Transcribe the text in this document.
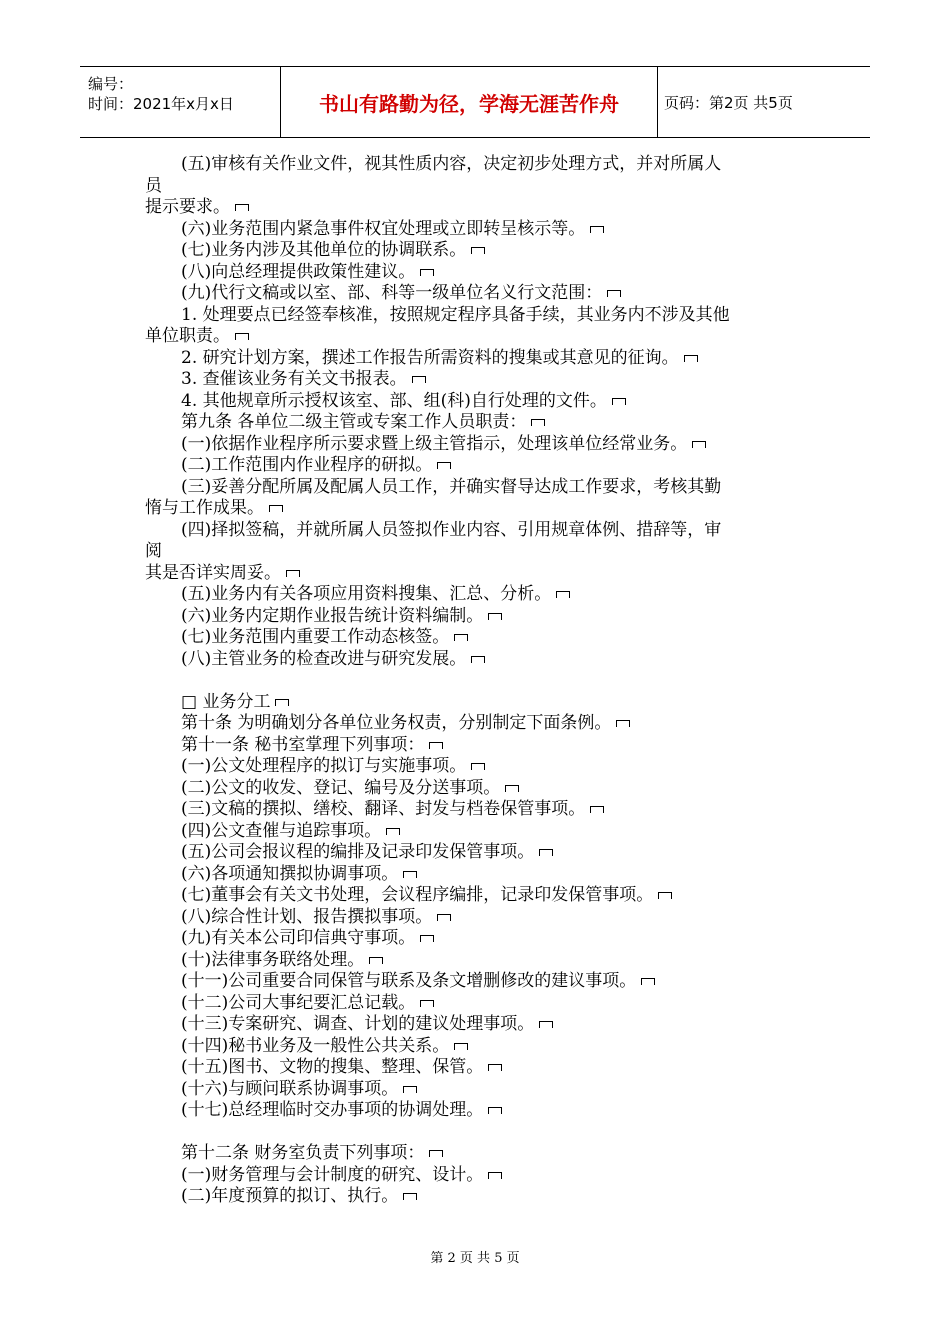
编号：
时间：2021年x月x日	书山有路勤为径，学海无涯苦作舟	页码：第2页 共5页
(五)审核有关作业文件，视其性质内容，决定初步处理方式，并对所属人
员
提示要求。
(六)业务范围内紧急事件权宜处理或立即转呈核示等。
(七)业务内涉及其他单位的协调联系。
(八)向总经理提供政策性建议。
(九)代行文稿或以室、部、科等一级单位名义行文范围：
1. 处理要点已经签奉核准，按照规定程序具备手续，其业务内不涉及其他
单位职责。
2. 研究计划方案，撰述工作报告所需资料的搜集或其意见的征询。
3. 查催该业务有关文书报表。
4. 其他规章所示授权该室、部、组(科)自行处理的文件。
第九条 各单位二级主管或专案工作人员职责：
(一)依据作业程序所示要求暨上级主管指示，处理该单位经常业务。
(二)工作范围内作业程序的研拟。
(三)妥善分配所属及配属人员工作，并确实督导达成工作要求，考核其勤
惰与工作成果。
(四)择拟签稿，并就所属人员签拟作业内容、引用规章体例、措辞等，审
阅
其是否详实周妥。
(五)业务内有关各项应用资料搜集、汇总、分析。
(六)业务内定期作业报告统计资料编制。
(七)业务范围内重要工作动态核签。
(八)主管业务的检查改进与研究发展。
□ 业务分工
第十条 为明确划分各单位业务权责，分别制定下面条例。
第十一条 秘书室掌理下列事项：
(一)公文处理程序的拟订与实施事项。
(二)公文的收发、登记、编号及分送事项。
(三)文稿的撰拟、缮校、翻译、封发与档卷保管事项。
(四)公文查催与追踪事项。
(五)公司会报议程的编排及记录印发保管事项。
(六)各项通知撰拟协调事项。
(七)董事会有关文书处理，会议程序编排，记录印发保管事项。
(八)综合性计划、报告撰拟事项。
(九)有关本公司印信典守事项。
(十)法律事务联络处理。
(十一)公司重要合同保管与联系及条文增删修改的建议事项。
(十二)公司大事纪要汇总记载。
(十三)专案研究、调查、计划的建议处理事项。
(十四)秘书业务及一般性公共关系。
(十五)图书、文物的搜集、整理、保管。
(十六)与顾问联系协调事项。
(十七)总经理临时交办事项的协调处理。
第十二条 财务室负责下列事项：
(一)财务管理与会计制度的研究、设计。
(二)年度预算的拟订、执行。
第 2 页 共 5 页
*-*-*
• **Problem to solve**: Transcribe each entry above exactly, apart from the pictures.

• **Response to the task**:
Transcribe the text in this document.
编号：
时间：2021年x月x日	书山有路勤为径，学海无涯苦作舟	页码：第2页 共5页
(五)审核有关作业文件，视其性质内容，决定初步处理方式，并对所属人
员
提示要求。
(六)业务范围内紧急事件权宜处理或立即转呈核示等。
(七)业务内涉及其他单位的协调联系。
(八)向总经理提供政策性建议。
(九)代行文稿或以室、部、科等一级单位名义行文范围：
1. 处理要点已经签奉核准，按照规定程序具备手续，其业务内不涉及其他
单位职责。
2. 研究计划方案，撰述工作报告所需资料的搜集或其意见的征询。
3. 查催该业务有关文书报表。
4. 其他规章所示授权该室、部、组(科)自行处理的文件。
第九条 各单位二级主管或专案工作人员职责：
(一)依据作业程序所示要求暨上级主管指示，处理该单位经常业务。
(二)工作范围内作业程序的研拟。
(三)妥善分配所属及配属人员工作，并确实督导达成工作要求，考核其勤
惰与工作成果。
(四)择拟签稿，并就所属人员签拟作业内容、引用规章体例、措辞等，审
阅
其是否详实周妥。
(五)业务内有关各项应用资料搜集、汇总、分析。
(六)业务内定期作业报告统计资料编制。
(七)业务范围内重要工作动态核签。
(八)主管业务的检查改进与研究发展。
□ 业务分工
第十条 为明确划分各单位业务权责，分别制定下面条例。
第十一条 秘书室掌理下列事项：
(一)公文处理程序的拟订与实施事项。
(二)公文的收发、登记、编号及分送事项。
(三)文稿的撰拟、缮校、翻译、封发与档卷保管事项。
(四)公文查催与追踪事项。
(五)公司会报议程的编排及记录印发保管事项。
(六)各项通知撰拟协调事项。
(七)董事会有关文书处理，会议程序编排，记录印发保管事项。
(八)综合性计划、报告撰拟事项。
(九)有关本公司印信典守事项。
(十)法律事务联络处理。
(十一)公司重要合同保管与联系及条文增删修改的建议事项。
(十二)公司大事纪要汇总记载。
(十三)专案研究、调查、计划的建议处理事项。
(十四)秘书业务及一般性公共关系。
(十五)图书、文物的搜集、整理、保管。
(十六)与顾问联系协调事项。
(十七)总经理临时交办事项的协调处理。
第十二条 财务室负责下列事项：
(一)财务管理与会计制度的研究、设计。
(二)年度预算的拟订、执行。
第 2 页 共 5 页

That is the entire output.